◆ INPUT DATA ◆
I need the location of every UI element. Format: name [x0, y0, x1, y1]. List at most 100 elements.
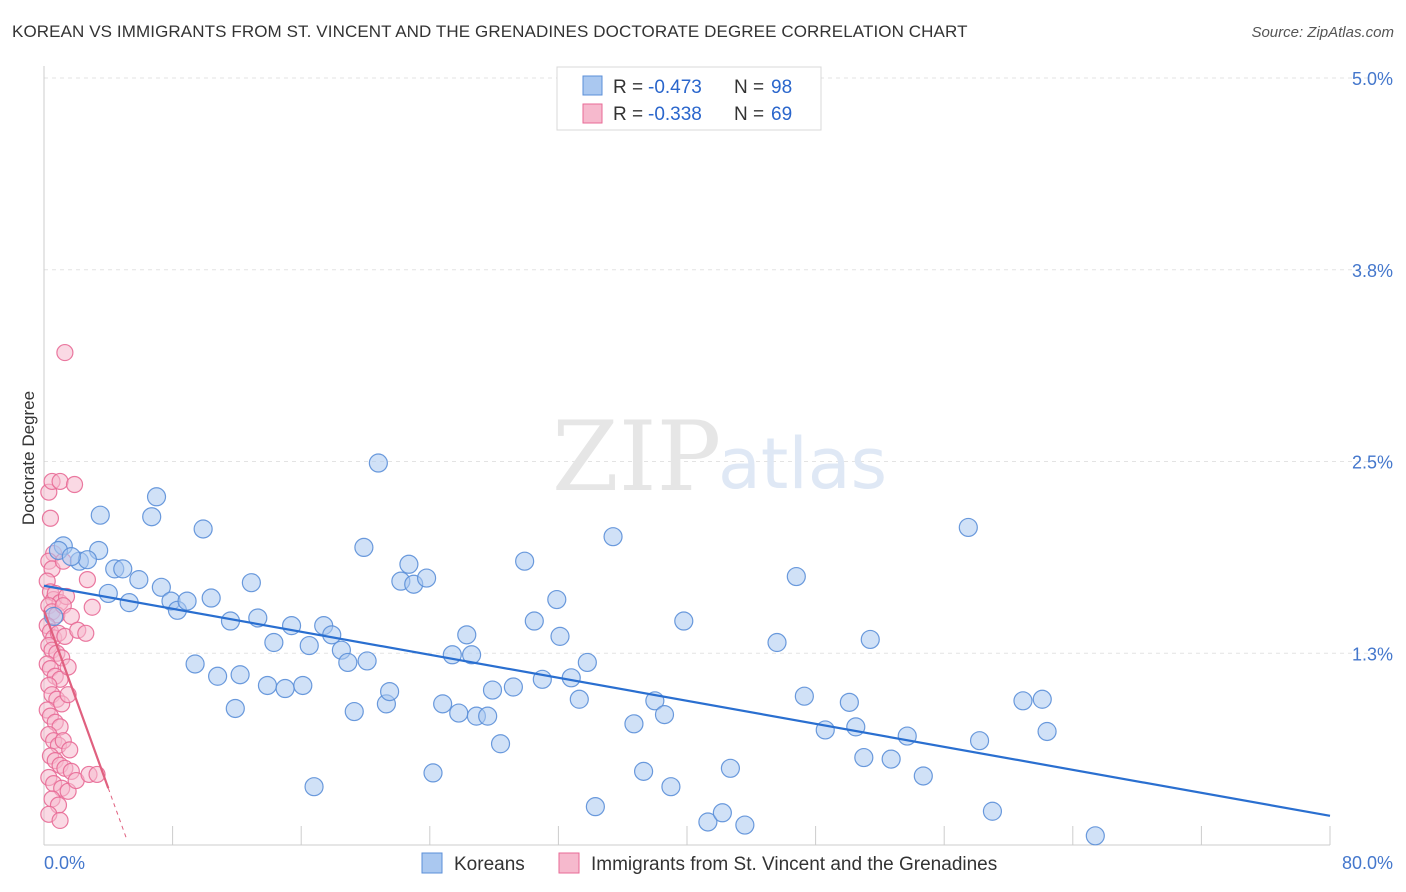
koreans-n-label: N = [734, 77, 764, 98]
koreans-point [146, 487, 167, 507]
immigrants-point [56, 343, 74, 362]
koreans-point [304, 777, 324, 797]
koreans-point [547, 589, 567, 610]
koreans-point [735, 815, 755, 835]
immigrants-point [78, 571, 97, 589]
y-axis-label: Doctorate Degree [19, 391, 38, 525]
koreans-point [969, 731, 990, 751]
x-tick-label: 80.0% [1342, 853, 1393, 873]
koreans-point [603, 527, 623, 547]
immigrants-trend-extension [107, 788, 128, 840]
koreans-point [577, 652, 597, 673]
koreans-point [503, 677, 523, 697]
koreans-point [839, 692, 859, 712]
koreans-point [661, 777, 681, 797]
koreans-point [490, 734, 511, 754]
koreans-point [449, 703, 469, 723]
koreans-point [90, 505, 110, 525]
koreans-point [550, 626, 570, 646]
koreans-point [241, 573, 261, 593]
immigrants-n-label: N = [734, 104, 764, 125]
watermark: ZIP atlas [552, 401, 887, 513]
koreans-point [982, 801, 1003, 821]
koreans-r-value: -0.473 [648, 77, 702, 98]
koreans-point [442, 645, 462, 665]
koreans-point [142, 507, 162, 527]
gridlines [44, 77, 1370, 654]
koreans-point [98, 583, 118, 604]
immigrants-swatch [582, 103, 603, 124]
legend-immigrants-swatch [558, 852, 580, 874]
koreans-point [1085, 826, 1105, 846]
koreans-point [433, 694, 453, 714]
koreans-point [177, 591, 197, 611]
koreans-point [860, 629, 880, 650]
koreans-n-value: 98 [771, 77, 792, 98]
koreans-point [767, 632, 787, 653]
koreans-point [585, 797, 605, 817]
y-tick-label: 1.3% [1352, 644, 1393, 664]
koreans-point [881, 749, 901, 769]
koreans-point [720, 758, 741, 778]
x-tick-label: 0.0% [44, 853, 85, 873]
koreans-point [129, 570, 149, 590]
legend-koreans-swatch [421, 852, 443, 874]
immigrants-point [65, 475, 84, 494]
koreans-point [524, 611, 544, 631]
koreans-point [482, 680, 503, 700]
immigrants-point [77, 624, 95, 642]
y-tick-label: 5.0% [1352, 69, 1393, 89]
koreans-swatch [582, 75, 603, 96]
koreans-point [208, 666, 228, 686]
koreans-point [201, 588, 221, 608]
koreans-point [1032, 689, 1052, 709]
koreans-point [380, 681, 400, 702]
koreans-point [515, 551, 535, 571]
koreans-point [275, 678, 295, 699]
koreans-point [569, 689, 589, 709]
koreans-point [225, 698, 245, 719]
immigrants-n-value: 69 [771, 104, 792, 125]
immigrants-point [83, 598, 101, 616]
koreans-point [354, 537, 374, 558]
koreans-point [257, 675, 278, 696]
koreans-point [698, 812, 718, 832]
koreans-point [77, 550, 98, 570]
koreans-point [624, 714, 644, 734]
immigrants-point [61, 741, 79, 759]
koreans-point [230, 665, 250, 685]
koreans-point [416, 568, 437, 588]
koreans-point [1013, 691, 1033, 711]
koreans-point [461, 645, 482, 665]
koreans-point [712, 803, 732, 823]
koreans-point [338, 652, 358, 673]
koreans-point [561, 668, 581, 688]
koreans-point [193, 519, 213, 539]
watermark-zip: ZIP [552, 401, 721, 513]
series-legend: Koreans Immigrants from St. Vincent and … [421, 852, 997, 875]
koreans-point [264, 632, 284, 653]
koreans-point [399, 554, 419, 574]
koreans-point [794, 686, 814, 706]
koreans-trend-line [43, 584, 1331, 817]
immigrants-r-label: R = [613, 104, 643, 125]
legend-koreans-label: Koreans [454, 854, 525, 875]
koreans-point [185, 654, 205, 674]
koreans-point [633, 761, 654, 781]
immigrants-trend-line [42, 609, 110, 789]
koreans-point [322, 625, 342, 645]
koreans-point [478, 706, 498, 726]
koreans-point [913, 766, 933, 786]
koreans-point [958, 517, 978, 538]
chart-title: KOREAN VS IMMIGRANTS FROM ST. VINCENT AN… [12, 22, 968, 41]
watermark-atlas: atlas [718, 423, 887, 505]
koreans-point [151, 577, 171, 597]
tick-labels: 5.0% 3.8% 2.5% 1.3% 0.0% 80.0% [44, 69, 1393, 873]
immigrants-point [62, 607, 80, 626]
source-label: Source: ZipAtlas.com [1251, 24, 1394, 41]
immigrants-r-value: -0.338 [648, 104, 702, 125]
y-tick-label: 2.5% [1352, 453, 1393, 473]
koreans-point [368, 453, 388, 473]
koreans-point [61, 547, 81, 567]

◆ WRITTEN PROBLEM ◆
Quote the lines from the line with "koreans-n-label: N = [734, 77, 764, 98]" to the line with "watermark: ZIP atlas [552, 401, 887, 513]", both included, and only those lines.

◆ SOLUTION TO THIS TASK ◆
koreans-n-label: N = [734, 77, 764, 98]
koreans-point [146, 487, 167, 507]
immigrants-point [56, 343, 74, 362]
koreans-point [304, 777, 324, 797]
koreans-point [547, 589, 567, 610]
koreans-point [735, 815, 755, 835]
immigrants-point [78, 571, 97, 589]
y-axis-label: Doctorate Degree [19, 391, 38, 525]
koreans-point [969, 731, 990, 751]
x-tick-label: 80.0% [1342, 853, 1393, 873]
koreans-point [603, 527, 623, 547]
immigrants-trend-extension [107, 788, 128, 840]
koreans-point [577, 652, 597, 673]
koreans-point [503, 677, 523, 697]
koreans-point [839, 692, 859, 712]
koreans-point [661, 777, 681, 797]
koreans-point [490, 734, 511, 754]
koreans-point [449, 703, 469, 723]
koreans-point [90, 505, 110, 525]
koreans-point [550, 626, 570, 646]
koreans-point [241, 573, 261, 593]
immigrants-n-label: N = [734, 104, 764, 125]
watermark: ZIP atlas [552, 401, 887, 513]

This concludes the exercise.